● **TASK PROMPT**:
Copy each line of the records that contains the word "valvola".

● **AVAILABLE DATA**:
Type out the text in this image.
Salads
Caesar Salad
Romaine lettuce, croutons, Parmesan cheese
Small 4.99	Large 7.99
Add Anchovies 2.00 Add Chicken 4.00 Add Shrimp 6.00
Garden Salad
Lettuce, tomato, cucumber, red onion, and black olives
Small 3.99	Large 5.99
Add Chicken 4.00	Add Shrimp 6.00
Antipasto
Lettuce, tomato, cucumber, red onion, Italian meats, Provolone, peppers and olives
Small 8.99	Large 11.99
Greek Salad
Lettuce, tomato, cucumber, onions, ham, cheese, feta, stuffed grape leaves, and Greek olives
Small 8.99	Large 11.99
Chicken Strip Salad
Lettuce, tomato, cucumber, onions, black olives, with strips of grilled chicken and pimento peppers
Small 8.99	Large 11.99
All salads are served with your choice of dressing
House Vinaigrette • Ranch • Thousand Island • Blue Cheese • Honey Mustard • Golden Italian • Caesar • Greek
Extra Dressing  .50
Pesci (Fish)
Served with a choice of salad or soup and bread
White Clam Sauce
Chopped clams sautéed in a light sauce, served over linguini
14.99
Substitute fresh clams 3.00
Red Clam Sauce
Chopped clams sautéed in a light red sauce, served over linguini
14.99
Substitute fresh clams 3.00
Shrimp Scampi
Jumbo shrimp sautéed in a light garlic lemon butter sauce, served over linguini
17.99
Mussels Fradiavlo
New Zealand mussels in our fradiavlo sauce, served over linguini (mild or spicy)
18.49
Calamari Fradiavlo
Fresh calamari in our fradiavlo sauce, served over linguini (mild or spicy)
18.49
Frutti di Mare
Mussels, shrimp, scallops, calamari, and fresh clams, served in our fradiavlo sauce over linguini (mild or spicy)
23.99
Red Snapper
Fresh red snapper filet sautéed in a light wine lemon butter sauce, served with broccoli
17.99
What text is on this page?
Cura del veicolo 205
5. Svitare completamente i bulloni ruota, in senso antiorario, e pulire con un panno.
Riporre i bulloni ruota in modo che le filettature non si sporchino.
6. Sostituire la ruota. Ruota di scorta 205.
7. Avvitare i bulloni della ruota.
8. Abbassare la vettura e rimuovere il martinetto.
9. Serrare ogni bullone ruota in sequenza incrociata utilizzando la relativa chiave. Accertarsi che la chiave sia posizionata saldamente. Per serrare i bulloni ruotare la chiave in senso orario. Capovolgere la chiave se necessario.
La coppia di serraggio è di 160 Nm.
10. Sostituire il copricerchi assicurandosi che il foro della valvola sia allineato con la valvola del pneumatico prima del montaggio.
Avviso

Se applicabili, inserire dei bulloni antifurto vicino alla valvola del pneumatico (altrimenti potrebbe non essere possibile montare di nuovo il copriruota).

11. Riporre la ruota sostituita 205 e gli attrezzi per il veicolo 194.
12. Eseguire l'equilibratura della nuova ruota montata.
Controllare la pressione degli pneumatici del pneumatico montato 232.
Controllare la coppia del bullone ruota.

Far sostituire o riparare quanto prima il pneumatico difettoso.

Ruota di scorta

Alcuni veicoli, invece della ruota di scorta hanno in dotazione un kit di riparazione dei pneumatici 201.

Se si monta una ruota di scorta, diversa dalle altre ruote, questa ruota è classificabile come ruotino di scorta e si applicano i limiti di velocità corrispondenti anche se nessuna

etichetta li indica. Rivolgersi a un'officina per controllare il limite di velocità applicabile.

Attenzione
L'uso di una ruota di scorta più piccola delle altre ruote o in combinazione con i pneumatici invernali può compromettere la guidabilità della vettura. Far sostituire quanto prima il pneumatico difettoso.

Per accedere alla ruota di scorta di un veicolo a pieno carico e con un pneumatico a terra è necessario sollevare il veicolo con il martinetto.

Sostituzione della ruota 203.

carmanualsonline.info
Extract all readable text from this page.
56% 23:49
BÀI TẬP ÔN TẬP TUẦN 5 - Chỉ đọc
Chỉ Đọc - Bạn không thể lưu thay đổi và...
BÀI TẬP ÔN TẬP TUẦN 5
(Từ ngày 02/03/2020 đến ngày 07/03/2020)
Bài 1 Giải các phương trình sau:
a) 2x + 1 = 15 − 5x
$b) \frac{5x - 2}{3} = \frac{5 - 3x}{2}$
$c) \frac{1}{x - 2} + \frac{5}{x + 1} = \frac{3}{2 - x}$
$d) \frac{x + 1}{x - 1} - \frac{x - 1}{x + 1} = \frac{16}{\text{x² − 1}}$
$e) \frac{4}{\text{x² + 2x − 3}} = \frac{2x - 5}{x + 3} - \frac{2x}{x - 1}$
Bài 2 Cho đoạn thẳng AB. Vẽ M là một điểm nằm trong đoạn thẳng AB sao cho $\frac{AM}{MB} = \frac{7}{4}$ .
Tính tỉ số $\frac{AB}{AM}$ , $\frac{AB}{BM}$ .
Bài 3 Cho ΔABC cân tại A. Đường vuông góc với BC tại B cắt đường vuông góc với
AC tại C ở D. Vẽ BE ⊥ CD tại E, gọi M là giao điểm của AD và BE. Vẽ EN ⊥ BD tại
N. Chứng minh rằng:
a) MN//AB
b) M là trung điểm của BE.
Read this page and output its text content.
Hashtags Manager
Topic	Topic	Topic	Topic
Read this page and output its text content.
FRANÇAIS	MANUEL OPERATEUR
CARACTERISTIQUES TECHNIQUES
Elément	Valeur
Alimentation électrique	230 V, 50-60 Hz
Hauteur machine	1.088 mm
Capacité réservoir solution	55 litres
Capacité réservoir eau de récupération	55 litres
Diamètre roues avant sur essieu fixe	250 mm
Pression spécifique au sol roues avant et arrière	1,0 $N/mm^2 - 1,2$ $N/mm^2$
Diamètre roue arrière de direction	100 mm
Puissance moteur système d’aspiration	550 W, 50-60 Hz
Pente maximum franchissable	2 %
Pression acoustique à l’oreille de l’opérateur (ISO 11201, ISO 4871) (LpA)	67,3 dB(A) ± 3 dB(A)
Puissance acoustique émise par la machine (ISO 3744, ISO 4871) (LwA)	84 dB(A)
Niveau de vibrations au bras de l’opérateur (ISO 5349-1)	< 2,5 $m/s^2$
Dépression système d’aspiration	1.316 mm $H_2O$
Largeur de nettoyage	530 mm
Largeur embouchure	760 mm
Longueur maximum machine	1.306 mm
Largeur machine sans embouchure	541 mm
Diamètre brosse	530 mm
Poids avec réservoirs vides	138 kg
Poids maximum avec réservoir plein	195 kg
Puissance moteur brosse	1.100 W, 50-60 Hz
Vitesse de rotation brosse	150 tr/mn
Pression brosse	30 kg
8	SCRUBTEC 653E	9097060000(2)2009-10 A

● **PROBLEM SOLUTION**:
10. Sostituire il copricerchi assicurandosi che il foro della valvola sia allineato con la valvola del pneumatico prima del montaggio.
Se applicabili, inserire dei bulloni antifurto vicino alla valvola del pneumatico (altrimenti potrebbe non essere possibile montare di nuovo il copriruota).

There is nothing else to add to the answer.